▶ **WHAT YOU NEED TO DO**:
Search the records for the word "JSON" and report each line that has it.

▶ **PROVIDED MATERIAL**:
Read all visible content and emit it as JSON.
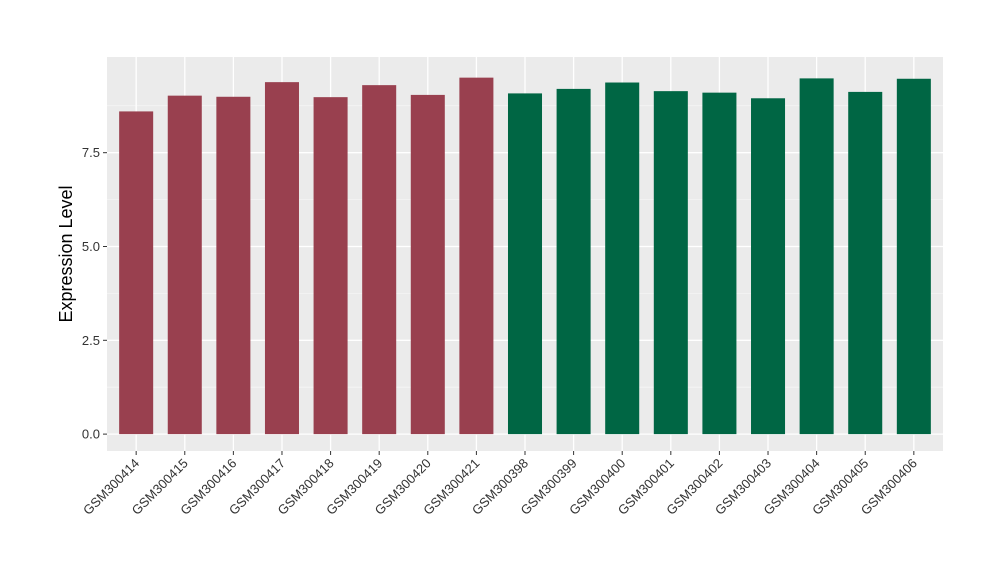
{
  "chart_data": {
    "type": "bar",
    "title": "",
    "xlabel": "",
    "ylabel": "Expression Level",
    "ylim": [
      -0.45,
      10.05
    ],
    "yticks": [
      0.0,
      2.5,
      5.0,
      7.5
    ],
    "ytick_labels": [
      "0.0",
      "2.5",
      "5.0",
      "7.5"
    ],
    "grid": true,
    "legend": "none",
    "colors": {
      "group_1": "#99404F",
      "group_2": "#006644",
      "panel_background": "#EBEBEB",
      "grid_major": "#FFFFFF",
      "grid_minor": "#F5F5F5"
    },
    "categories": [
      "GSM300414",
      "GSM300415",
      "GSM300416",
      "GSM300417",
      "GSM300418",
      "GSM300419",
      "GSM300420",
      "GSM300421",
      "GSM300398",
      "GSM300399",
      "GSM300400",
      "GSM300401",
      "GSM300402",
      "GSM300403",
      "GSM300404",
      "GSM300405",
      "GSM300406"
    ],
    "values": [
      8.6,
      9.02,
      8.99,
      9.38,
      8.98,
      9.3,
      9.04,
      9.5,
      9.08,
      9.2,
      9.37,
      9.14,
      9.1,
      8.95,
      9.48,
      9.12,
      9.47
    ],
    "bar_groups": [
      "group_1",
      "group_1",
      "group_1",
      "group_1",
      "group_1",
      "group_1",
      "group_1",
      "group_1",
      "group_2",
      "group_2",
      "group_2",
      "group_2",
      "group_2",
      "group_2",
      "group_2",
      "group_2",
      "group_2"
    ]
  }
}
...
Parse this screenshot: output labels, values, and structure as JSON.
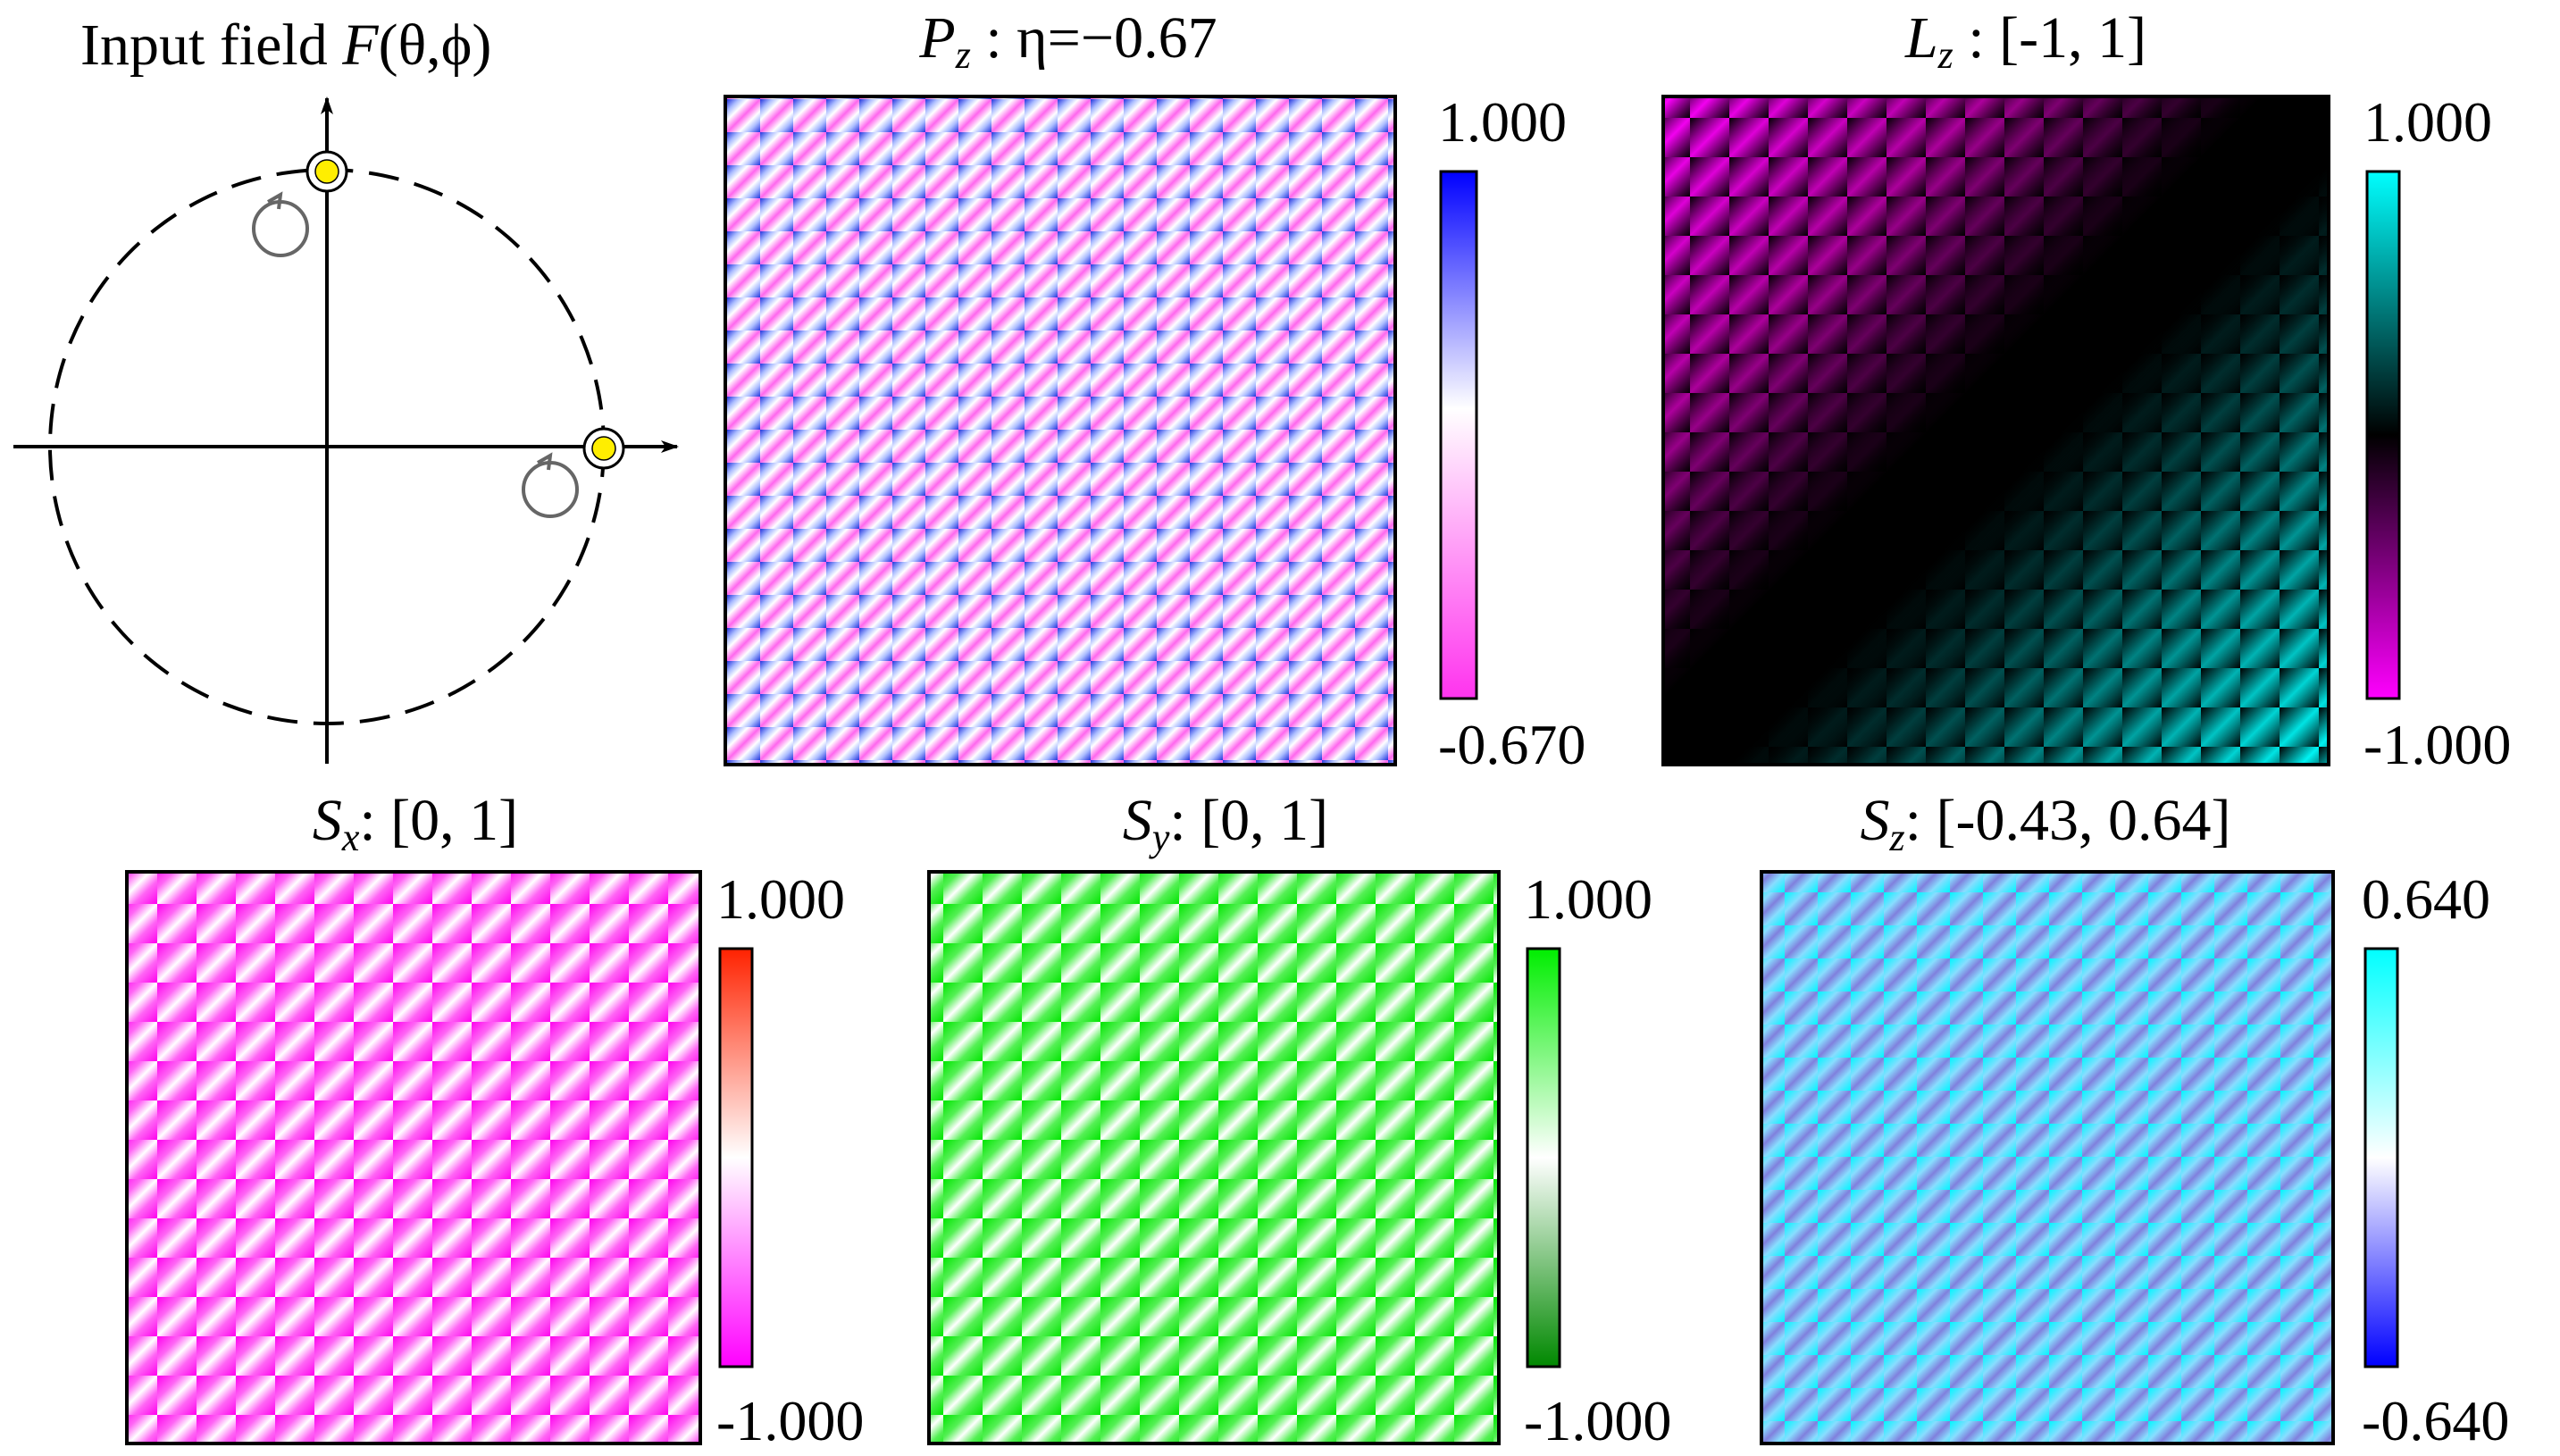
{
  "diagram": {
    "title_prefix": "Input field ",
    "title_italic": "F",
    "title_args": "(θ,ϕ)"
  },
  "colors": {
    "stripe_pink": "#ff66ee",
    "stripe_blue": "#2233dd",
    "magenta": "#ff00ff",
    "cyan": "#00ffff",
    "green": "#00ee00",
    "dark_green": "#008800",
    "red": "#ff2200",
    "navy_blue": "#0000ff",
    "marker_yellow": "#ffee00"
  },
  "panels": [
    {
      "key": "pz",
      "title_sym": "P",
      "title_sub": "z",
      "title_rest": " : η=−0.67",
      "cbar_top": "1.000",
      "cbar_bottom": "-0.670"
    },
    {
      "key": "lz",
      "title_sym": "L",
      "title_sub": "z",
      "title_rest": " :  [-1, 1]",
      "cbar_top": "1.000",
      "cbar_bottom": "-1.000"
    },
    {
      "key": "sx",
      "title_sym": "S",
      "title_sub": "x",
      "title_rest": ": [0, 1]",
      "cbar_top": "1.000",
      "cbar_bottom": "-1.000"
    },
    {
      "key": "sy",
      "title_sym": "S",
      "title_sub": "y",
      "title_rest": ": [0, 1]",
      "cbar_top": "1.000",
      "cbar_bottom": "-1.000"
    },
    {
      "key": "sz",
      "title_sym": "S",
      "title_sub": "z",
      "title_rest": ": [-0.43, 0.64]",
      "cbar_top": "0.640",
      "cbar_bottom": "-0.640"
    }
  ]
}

▶ **RESPONSE**:
Read all visible content and emit it as JSON.
Parse this screenshot: output labels, values, and structure as JSON.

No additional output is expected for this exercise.